-- Written task --
Convert the lines below into a two-column CSV with the headers input and output. Give each block of lines one row: its opening line goes under input, and the lines after it go under output, with both fields in double quotes and every line break replaced by a space.

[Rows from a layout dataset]
━━━━━━
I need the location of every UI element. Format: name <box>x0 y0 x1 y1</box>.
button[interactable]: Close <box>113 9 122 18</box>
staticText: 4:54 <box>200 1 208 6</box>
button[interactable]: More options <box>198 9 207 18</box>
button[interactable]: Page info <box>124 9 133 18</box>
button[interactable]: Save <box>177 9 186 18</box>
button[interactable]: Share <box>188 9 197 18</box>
━━━━━━
-- Answer in full --
input,output
"I need the location of every UI element. Format: name <box>x0 y0 x1 y1</box>.","button[interactable]: Close <box>113 9 122 18</box> staticText: 4:54 <box>200 1 208 6</box> button[interactable]: More options <box>198 9 207 18</box> button[interactable]: Page info <box>124 9 133 18</box> button[interactable]: Save <box>177 9 186 18</box> button[interactable]: Share <box>188 9 197 18</box>"